# JOB 1:
Reproduce the passage of the tax ruling summary starting at "The Supreme Tax Court has" and ending at "capital allowance claw-back.".
# JOB 2:
Render this sentence from the tax ruling summary in Spanish: "A set of nine German companies held the entire partnership capital in a GmbH & Co. KG."

# SELECTED EXCERPT:
— begin —

Interest of British property LLP taxed in Germany as interest

The Supreme Tax Court has held that the interest income of a German-owned limited partnership in England is taxable in Germany as interest, and not exempt as trading income. The capital gain on the sale of the property is not exempt as taxable in the UK, merely because of the capital allowance claw-back.

A set of nine German companies held the entire partnership capital in a GmbH & Co. KG. This body held as limited partner the entire capital in thirteen British limited partnerships, each owning a separate property. Because the general partner in each partnership was itself incorporated, no partner ultimately carried unlimited liability. This qualified each entity under German law as a trader and its income as trading income. The GmbH & Co. KG concluded from this that its share in the interest earnings of the British partnerships was exempt in Germany as the trading income of a UK permanent establishment. It found support for this conclusion in the Permanent Establishment Decree, an omnibus work dealing with almost all aspects of permanent establishments. The Supreme Tax Court, though, has now contradicted this position, holding that interest under the treaty retains its qualification as interest. In this, it has followed an earlier case on the US treaty. It has, however, allowed the taxpayer to take advantage of a good faith provision in the Tax Management Act under which a taxpayer is protected from retroactive disadvantages from having relied on a decree later held by the courts to have been invalid.

— end —

# DATA SECTION:
— begin —

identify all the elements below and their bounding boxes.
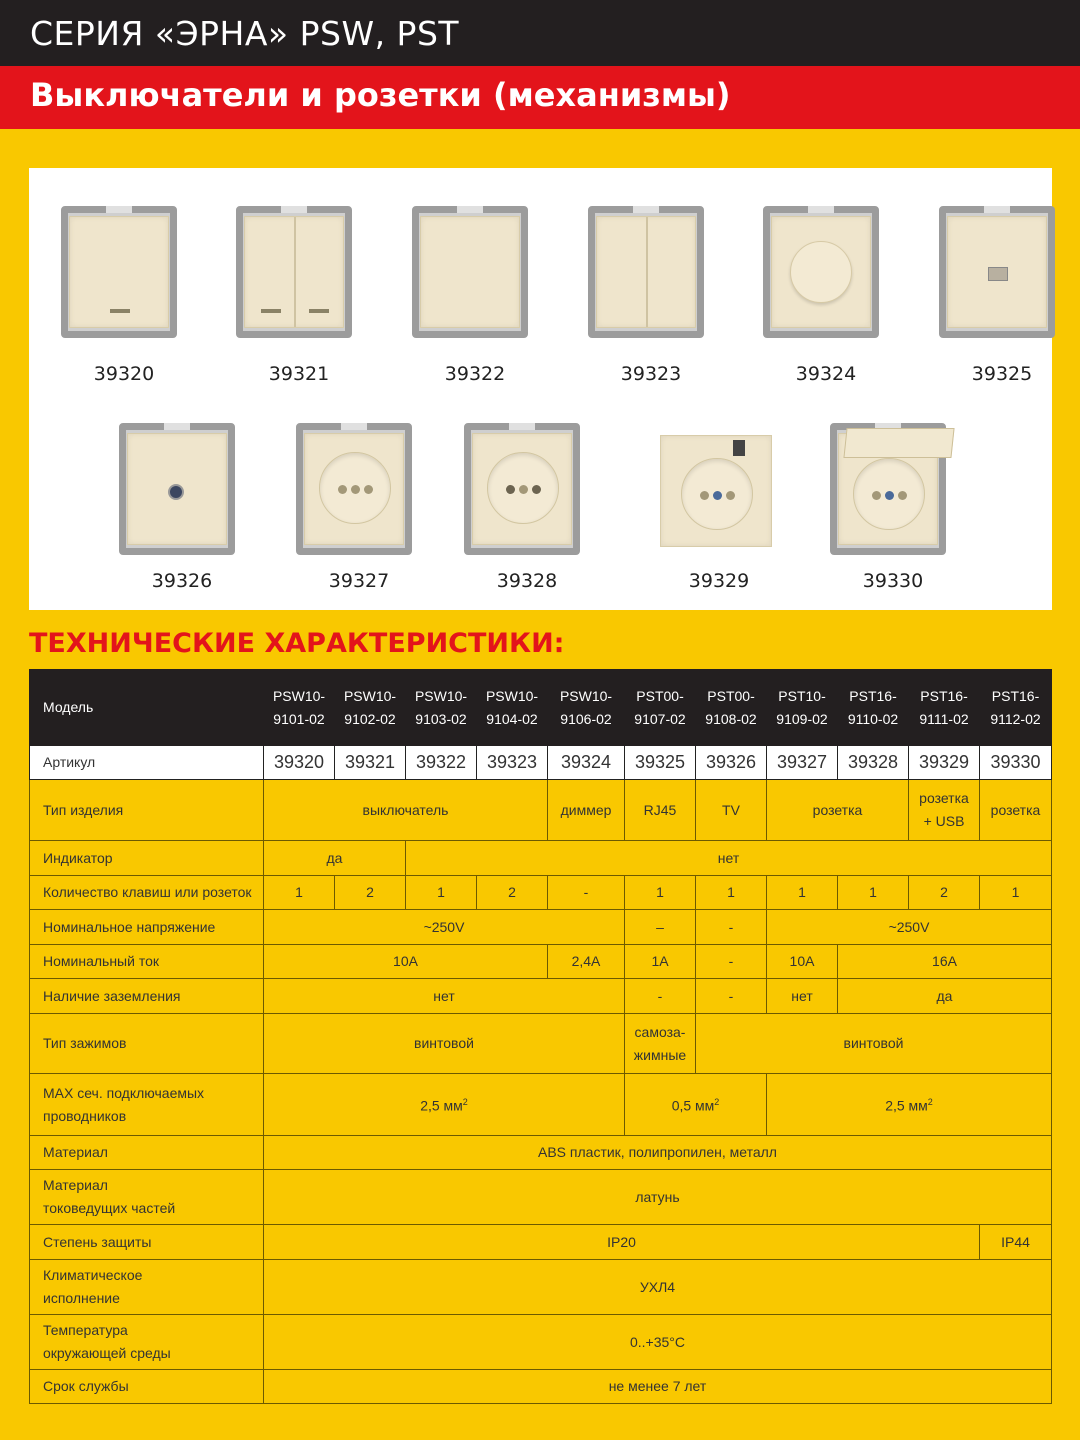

— end —

# CORRECT RESPONSE 1:
The Supreme Tax Court has held that the interest income of a German-owned limited partnership in England is taxable in Germany as interest, and not exempt as trading income. The capital gain on the sale of the property is not exempt as taxable in the UK, merely because of the capital allowance claw-back.

# CORRECT RESPONSE 2:
Un grupo de nueve sociedades alemanas poseía la totalidad del capital social de una GmbH & Co. KG.